### What you have to do
Reproduce every entry exactly and leave its pictures out.

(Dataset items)
########

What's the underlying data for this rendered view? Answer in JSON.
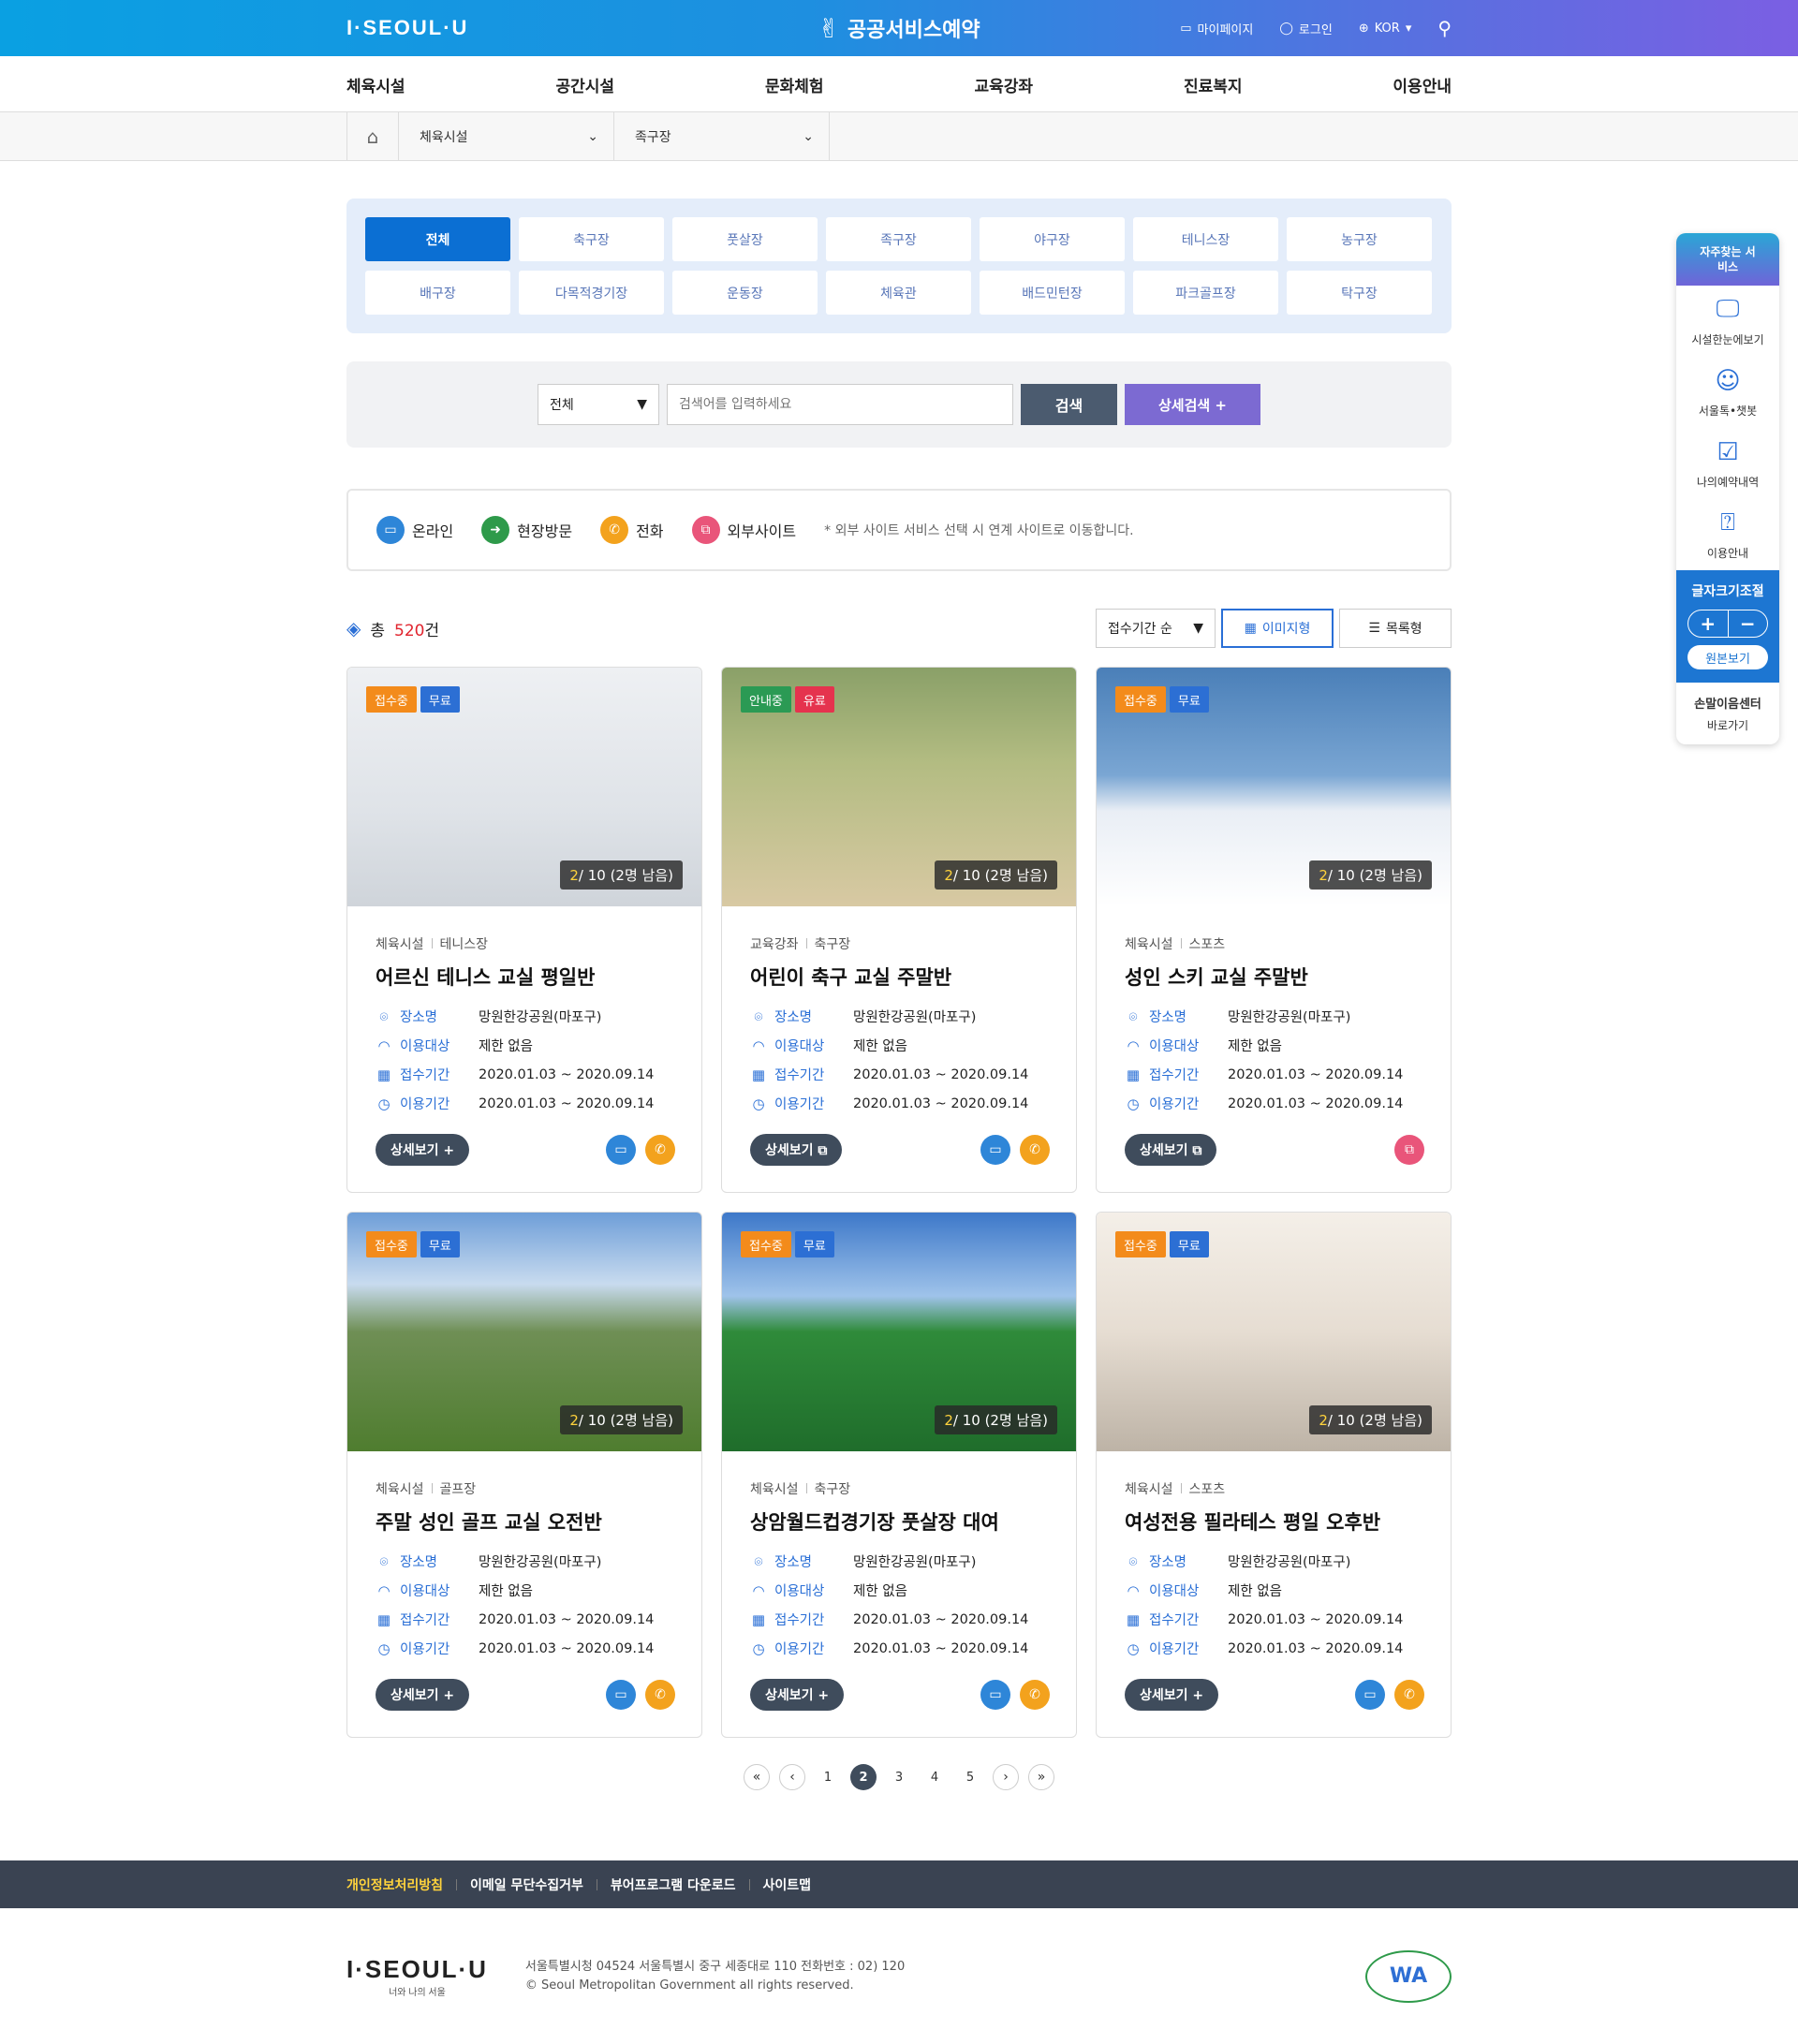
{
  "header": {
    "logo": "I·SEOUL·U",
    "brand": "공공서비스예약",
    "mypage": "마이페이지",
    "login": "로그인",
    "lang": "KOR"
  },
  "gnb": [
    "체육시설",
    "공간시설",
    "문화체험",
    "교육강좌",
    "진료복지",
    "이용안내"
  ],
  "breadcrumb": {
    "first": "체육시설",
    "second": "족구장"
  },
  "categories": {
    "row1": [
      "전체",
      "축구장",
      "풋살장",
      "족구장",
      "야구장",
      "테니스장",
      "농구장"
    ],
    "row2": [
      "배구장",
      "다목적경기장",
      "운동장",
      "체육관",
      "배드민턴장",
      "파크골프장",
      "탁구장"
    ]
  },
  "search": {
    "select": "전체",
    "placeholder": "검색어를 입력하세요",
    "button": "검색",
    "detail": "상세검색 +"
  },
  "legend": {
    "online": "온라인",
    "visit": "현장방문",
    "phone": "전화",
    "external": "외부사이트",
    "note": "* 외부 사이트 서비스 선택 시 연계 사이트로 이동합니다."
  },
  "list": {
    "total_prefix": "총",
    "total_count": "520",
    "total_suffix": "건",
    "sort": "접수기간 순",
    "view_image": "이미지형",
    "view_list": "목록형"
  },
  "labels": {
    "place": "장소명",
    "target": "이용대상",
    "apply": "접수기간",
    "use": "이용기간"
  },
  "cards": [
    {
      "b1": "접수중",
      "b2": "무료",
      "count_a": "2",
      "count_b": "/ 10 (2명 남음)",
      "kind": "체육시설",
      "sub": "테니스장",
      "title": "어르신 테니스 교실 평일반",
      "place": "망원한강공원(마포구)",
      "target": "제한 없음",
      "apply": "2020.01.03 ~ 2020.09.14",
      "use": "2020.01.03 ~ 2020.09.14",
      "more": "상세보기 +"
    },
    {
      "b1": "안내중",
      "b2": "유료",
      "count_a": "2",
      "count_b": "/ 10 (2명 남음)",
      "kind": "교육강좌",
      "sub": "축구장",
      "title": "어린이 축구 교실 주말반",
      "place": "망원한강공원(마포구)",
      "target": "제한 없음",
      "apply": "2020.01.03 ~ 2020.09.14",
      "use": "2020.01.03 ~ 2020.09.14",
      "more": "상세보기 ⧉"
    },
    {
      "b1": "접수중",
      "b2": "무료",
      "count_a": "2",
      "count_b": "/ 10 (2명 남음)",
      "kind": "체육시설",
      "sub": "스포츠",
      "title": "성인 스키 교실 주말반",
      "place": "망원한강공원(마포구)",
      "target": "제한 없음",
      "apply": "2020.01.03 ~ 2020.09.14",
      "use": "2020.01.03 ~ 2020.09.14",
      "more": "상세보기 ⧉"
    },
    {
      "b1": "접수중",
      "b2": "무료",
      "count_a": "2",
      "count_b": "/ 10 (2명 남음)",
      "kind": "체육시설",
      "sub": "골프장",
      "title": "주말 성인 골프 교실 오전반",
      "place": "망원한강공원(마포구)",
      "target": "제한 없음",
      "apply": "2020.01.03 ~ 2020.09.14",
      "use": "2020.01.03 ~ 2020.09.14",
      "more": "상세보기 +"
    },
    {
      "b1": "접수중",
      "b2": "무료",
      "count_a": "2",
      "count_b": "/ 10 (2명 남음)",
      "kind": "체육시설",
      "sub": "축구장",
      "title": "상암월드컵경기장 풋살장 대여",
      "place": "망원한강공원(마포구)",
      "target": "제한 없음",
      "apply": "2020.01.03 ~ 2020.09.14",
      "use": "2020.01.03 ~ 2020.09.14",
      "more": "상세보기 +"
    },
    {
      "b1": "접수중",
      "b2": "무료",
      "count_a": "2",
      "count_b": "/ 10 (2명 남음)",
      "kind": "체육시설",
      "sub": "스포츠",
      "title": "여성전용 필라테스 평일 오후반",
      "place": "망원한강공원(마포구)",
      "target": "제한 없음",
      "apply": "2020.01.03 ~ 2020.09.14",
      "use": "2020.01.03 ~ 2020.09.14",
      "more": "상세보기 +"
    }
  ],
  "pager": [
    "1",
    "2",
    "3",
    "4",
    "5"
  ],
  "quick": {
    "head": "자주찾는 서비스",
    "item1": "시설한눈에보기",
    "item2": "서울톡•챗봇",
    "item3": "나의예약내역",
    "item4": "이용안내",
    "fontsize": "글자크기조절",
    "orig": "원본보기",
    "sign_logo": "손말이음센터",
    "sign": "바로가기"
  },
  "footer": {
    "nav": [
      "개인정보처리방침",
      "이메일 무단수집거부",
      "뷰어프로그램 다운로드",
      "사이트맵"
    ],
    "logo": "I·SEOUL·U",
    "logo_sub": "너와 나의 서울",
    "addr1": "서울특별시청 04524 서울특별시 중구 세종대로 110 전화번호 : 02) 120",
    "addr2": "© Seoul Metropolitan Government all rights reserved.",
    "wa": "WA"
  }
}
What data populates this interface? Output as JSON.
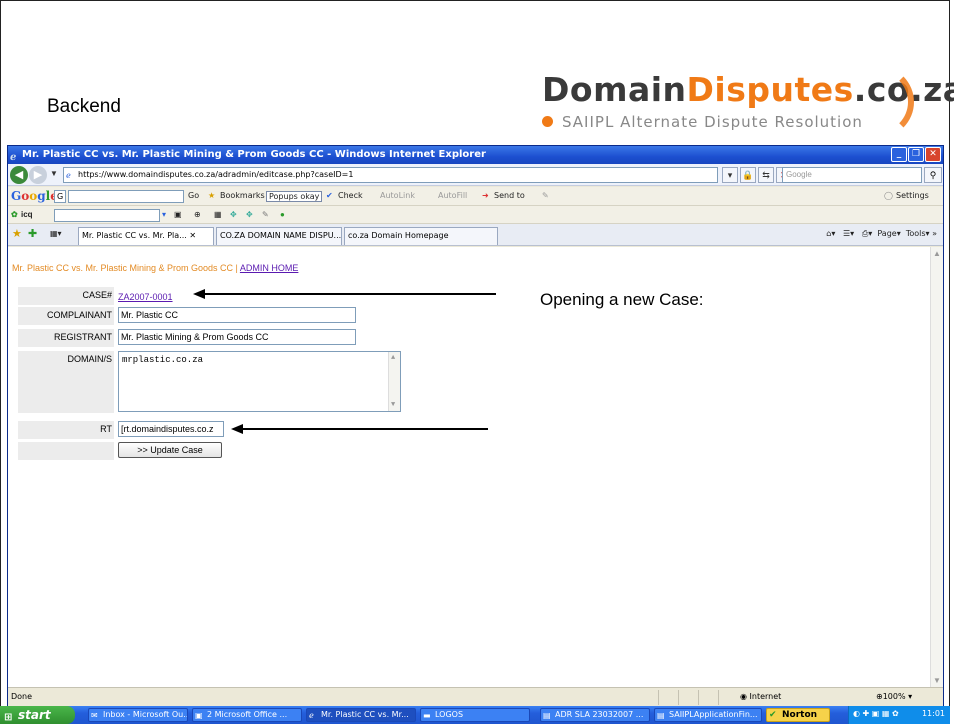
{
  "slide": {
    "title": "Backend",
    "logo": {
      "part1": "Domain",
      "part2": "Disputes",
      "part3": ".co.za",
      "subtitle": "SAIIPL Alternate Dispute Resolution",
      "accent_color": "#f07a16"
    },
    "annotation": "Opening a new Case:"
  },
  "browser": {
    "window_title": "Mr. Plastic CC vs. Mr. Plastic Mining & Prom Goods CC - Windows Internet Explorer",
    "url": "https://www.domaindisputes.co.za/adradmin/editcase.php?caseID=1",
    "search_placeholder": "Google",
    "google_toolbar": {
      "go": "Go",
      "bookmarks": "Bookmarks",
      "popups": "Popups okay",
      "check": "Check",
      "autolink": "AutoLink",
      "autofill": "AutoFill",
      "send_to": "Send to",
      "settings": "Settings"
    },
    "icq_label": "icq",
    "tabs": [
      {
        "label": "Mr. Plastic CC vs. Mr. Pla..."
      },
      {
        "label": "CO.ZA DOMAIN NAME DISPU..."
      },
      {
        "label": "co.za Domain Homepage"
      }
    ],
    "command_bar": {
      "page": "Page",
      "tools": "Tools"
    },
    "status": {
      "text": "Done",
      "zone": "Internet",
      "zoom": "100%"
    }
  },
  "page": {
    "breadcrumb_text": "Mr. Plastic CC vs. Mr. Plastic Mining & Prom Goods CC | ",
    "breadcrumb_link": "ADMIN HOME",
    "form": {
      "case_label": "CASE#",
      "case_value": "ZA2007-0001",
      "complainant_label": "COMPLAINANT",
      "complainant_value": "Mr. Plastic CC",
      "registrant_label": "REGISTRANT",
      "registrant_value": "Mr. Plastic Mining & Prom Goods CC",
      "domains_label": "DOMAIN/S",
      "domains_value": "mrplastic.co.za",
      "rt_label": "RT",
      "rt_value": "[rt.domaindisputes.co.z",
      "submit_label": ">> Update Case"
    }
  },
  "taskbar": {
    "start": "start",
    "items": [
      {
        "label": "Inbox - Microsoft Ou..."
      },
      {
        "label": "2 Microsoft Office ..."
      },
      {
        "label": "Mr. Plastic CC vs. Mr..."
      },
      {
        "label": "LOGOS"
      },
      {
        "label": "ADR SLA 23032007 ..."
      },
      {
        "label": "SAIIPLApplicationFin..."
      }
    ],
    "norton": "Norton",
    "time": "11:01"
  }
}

########

### Reply
What's the underlying data for this rendered view? Answer in JSON.
{
  "header": {
    "logo": "I·SEOUL·U",
    "brand": "공공서비스예약",
    "mypage": "마이페이지",
    "login": "로그인",
    "lang": "KOR"
  },
  "gnb": [
    "체육시설",
    "공간시설",
    "문화체험",
    "교육강좌",
    "진료복지",
    "이용안내"
  ],
  "breadcrumb": {
    "first": "체육시설",
    "second": "족구장"
  },
  "categories": {
    "row1": [
      "전체",
      "축구장",
      "풋살장",
      "족구장",
      "야구장",
      "테니스장",
      "농구장"
    ],
    "row2": [
      "배구장",
      "다목적경기장",
      "운동장",
      "체육관",
      "배드민턴장",
      "파크골프장",
      "탁구장"
    ]
  },
  "search": {
    "select": "전체",
    "placeholder": "검색어를 입력하세요",
    "button": "검색",
    "detail": "상세검색 +"
  },
  "legend": {
    "online": "온라인",
    "visit": "현장방문",
    "phone": "전화",
    "external": "외부사이트",
    "note": "* 외부 사이트 서비스 선택 시 연계 사이트로 이동합니다."
  },
  "list": {
    "total_prefix": "총",
    "total_count": "520",
    "total_suffix": "건",
    "sort": "접수기간 순",
    "view_image": "이미지형",
    "view_list": "목록형"
  },
  "labels": {
    "place": "장소명",
    "target": "이용대상",
    "apply": "접수기간",
    "use": "이용기간"
  },
  "cards": [
    {
      "b1": "접수중",
      "b2": "무료",
      "count_a": "2",
      "count_b": "/ 10 (2명 남음)",
      "kind": "체육시설",
      "sub": "테니스장",
      "title": "어르신 테니스 교실 평일반",
      "place": "망원한강공원(마포구)",
      "target": "제한 없음",
      "apply": "2020.01.03 ~ 2020.09.14",
      "use": "2020.01.03 ~ 2020.09.14",
      "more": "상세보기 +"
    },
    {
      "b1": "안내중",
      "b2": "유료",
      "count_a": "2",
      "count_b": "/ 10 (2명 남음)",
      "kind": "교육강좌",
      "sub": "축구장",
      "title": "어린이 축구 교실 주말반",
      "place": "망원한강공원(마포구)",
      "target": "제한 없음",
      "apply": "2020.01.03 ~ 2020.09.14",
      "use": "2020.01.03 ~ 2020.09.14",
      "more": "상세보기 ⧉"
    },
    {
      "b1": "접수중",
      "b2": "무료",
      "count_a": "2",
      "count_b": "/ 10 (2명 남음)",
      "kind": "체육시설",
      "sub": "스포츠",
      "title": "성인 스키 교실 주말반",
      "place": "망원한강공원(마포구)",
      "target": "제한 없음",
      "apply": "2020.01.03 ~ 2020.09.14",
      "use": "2020.01.03 ~ 2020.09.14",
      "more": "상세보기 ⧉"
    },
    {
      "b1": "접수중",
      "b2": "무료",
      "count_a": "2",
      "count_b": "/ 10 (2명 남음)",
      "kind": "체육시설",
      "sub": "골프장",
      "title": "주말 성인 골프 교실 오전반",
      "place": "망원한강공원(마포구)",
      "target": "제한 없음",
      "apply": "2020.01.03 ~ 2020.09.14",
      "use": "2020.01.03 ~ 2020.09.14",
      "more": "상세보기 +"
    },
    {
      "b1": "접수중",
      "b2": "무료",
      "count_a": "2",
      "count_b": "/ 10 (2명 남음)",
      "kind": "체육시설",
      "sub": "축구장",
      "title": "상암월드컵경기장 풋살장 대여",
      "place": "망원한강공원(마포구)",
      "target": "제한 없음",
      "apply": "2020.01.03 ~ 2020.09.14",
      "use": "2020.01.03 ~ 2020.09.14",
      "more": "상세보기 +"
    },
    {
      "b1": "접수중",
      "b2": "무료",
      "count_a": "2",
      "count_b": "/ 10 (2명 남음)",
      "kind": "체육시설",
      "sub": "스포츠",
      "title": "여성전용 필라테스 평일 오후반",
      "place": "망원한강공원(마포구)",
      "target": "제한 없음",
      "apply": "2020.01.03 ~ 2020.09.14",
      "use": "2020.01.03 ~ 2020.09.14",
      "more": "상세보기 +"
    }
  ],
  "pager": [
    "1",
    "2",
    "3",
    "4",
    "5"
  ],
  "quick": {
    "head": "자주찾는 서비스",
    "item1": "시설한눈에보기",
    "item2": "서울톡•챗봇",
    "item3": "나의예약내역",
    "item4": "이용안내",
    "fontsize": "글자크기조절",
    "orig": "원본보기",
    "sign_logo": "손말이음센터",
    "sign": "바로가기"
  },
  "footer": {
    "nav": [
      "개인정보처리방침",
      "이메일 무단수집거부",
      "뷰어프로그램 다운로드",
      "사이트맵"
    ],
    "logo": "I·SEOUL·U",
    "logo_sub": "너와 나의 서울",
    "addr1": "서울특별시청 04524 서울특별시 중구 세종대로 110 전화번호 : 02) 120",
    "addr2": "© Seoul Metropolitan Government all rights reserved.",
    "wa": "WA"
  }
}
What data populates this interface? Output as JSON.
{
  "slide": {
    "title": "Backend",
    "logo": {
      "part1": "Domain",
      "part2": "Disputes",
      "part3": ".co.za",
      "subtitle": "SAIIPL Alternate Dispute Resolution",
      "accent_color": "#f07a16"
    },
    "annotation": "Opening a new Case:"
  },
  "browser": {
    "window_title": "Mr. Plastic CC vs. Mr. Plastic Mining & Prom Goods CC - Windows Internet Explorer",
    "url": "https://www.domaindisputes.co.za/adradmin/editcase.php?caseID=1",
    "search_placeholder": "Google",
    "google_toolbar": {
      "go": "Go",
      "bookmarks": "Bookmarks",
      "popups": "Popups okay",
      "check": "Check",
      "autolink": "AutoLink",
      "autofill": "AutoFill",
      "send_to": "Send to",
      "settings": "Settings"
    },
    "icq_label": "icq",
    "tabs": [
      {
        "label": "Mr. Plastic CC vs. Mr. Pla..."
      },
      {
        "label": "CO.ZA DOMAIN NAME DISPU..."
      },
      {
        "label": "co.za Domain Homepage"
      }
    ],
    "command_bar": {
      "page": "Page",
      "tools": "Tools"
    },
    "status": {
      "text": "Done",
      "zone": "Internet",
      "zoom": "100%"
    }
  },
  "page": {
    "breadcrumb_text": "Mr. Plastic CC vs. Mr. Plastic Mining & Prom Goods CC | ",
    "breadcrumb_link": "ADMIN HOME",
    "form": {
      "case_label": "CASE#",
      "case_value": "ZA2007-0001",
      "complainant_label": "COMPLAINANT",
      "complainant_value": "Mr. Plastic CC",
      "registrant_label": "REGISTRANT",
      "registrant_value": "Mr. Plastic Mining & Prom Goods CC",
      "domains_label": "DOMAIN/S",
      "domains_value": "mrplastic.co.za",
      "rt_label": "RT",
      "rt_value": "[rt.domaindisputes.co.z",
      "submit_label": ">> Update Case"
    }
  },
  "taskbar": {
    "start": "start",
    "items": [
      {
        "label": "Inbox - Microsoft Ou..."
      },
      {
        "label": "2 Microsoft Office ..."
      },
      {
        "label": "Mr. Plastic CC vs. Mr..."
      },
      {
        "label": "LOGOS"
      },
      {
        "label": "ADR SLA 23032007 ..."
      },
      {
        "label": "SAIIPLApplicationFin..."
      }
    ],
    "norton": "Norton",
    "time": "11:01"
  }
}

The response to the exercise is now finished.